→ **Problem to work on**
Find every line in the records below that holds the word "ağasına", and copy each one.

→ **Entries shown**
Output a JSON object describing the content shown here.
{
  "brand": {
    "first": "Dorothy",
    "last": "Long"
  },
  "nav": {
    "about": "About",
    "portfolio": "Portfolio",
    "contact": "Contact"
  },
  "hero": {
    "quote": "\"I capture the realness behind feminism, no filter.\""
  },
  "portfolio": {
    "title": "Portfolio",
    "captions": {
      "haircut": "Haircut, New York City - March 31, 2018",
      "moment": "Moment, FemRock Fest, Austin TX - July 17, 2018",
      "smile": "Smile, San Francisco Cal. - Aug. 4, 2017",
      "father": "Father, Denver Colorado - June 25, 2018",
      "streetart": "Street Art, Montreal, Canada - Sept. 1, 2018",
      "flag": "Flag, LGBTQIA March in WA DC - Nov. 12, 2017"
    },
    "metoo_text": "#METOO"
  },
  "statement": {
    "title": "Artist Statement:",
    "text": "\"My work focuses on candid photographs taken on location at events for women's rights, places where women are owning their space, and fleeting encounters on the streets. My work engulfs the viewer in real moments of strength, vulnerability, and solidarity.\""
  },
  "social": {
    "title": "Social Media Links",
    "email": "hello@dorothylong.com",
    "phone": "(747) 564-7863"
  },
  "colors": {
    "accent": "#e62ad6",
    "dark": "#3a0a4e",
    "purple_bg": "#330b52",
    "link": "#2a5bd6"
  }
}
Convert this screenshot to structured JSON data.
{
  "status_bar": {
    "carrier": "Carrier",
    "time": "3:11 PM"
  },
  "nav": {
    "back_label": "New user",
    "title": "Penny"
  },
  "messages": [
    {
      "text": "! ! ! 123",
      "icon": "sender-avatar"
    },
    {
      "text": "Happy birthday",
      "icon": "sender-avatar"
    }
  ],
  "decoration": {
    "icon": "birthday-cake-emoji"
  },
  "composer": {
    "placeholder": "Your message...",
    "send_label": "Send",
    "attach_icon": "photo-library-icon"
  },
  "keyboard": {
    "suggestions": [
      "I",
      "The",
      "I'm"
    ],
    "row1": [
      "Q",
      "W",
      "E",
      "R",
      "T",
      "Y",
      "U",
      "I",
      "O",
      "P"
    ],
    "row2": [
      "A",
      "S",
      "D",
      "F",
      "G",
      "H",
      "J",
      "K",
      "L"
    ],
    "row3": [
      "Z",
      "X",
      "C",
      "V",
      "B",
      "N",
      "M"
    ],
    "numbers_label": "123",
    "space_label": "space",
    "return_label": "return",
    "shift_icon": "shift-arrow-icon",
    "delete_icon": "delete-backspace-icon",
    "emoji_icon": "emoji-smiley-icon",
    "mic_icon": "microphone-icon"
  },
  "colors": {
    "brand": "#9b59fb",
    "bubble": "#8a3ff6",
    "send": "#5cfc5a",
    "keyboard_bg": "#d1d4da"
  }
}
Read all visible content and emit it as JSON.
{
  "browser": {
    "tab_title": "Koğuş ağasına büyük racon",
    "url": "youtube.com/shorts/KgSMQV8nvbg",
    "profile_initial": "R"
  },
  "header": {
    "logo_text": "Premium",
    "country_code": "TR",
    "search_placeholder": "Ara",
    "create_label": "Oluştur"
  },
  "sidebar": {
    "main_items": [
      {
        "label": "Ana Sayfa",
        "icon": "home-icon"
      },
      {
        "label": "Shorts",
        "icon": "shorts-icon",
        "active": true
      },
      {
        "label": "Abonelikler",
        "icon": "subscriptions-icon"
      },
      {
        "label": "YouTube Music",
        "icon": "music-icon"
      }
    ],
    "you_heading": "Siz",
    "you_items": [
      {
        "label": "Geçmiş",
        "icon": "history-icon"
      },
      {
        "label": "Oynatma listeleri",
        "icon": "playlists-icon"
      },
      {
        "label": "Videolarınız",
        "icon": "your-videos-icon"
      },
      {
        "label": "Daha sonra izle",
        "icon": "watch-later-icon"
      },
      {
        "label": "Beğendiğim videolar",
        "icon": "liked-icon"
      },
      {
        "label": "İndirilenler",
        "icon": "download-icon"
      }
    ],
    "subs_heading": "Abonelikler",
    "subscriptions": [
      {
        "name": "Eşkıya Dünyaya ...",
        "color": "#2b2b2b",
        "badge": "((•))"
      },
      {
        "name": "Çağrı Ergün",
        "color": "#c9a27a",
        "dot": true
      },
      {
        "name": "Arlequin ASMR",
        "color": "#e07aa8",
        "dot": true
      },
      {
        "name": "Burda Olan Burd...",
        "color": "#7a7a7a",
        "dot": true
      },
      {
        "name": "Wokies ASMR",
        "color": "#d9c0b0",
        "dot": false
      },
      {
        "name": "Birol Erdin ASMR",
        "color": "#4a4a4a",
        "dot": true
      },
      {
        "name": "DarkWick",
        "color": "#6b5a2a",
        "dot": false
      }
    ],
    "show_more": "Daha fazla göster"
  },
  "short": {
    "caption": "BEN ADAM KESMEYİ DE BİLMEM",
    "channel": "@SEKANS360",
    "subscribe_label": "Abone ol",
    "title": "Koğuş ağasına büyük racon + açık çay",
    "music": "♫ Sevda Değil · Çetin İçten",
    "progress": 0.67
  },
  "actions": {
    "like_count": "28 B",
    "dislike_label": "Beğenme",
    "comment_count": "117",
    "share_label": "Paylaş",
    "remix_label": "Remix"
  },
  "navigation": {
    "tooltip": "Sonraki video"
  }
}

→ **Result of the exercise**
    "tab_title": "Koğuş ağasına büyük racon",
    "title": "Koğuş ağasına büyük racon + açık çay",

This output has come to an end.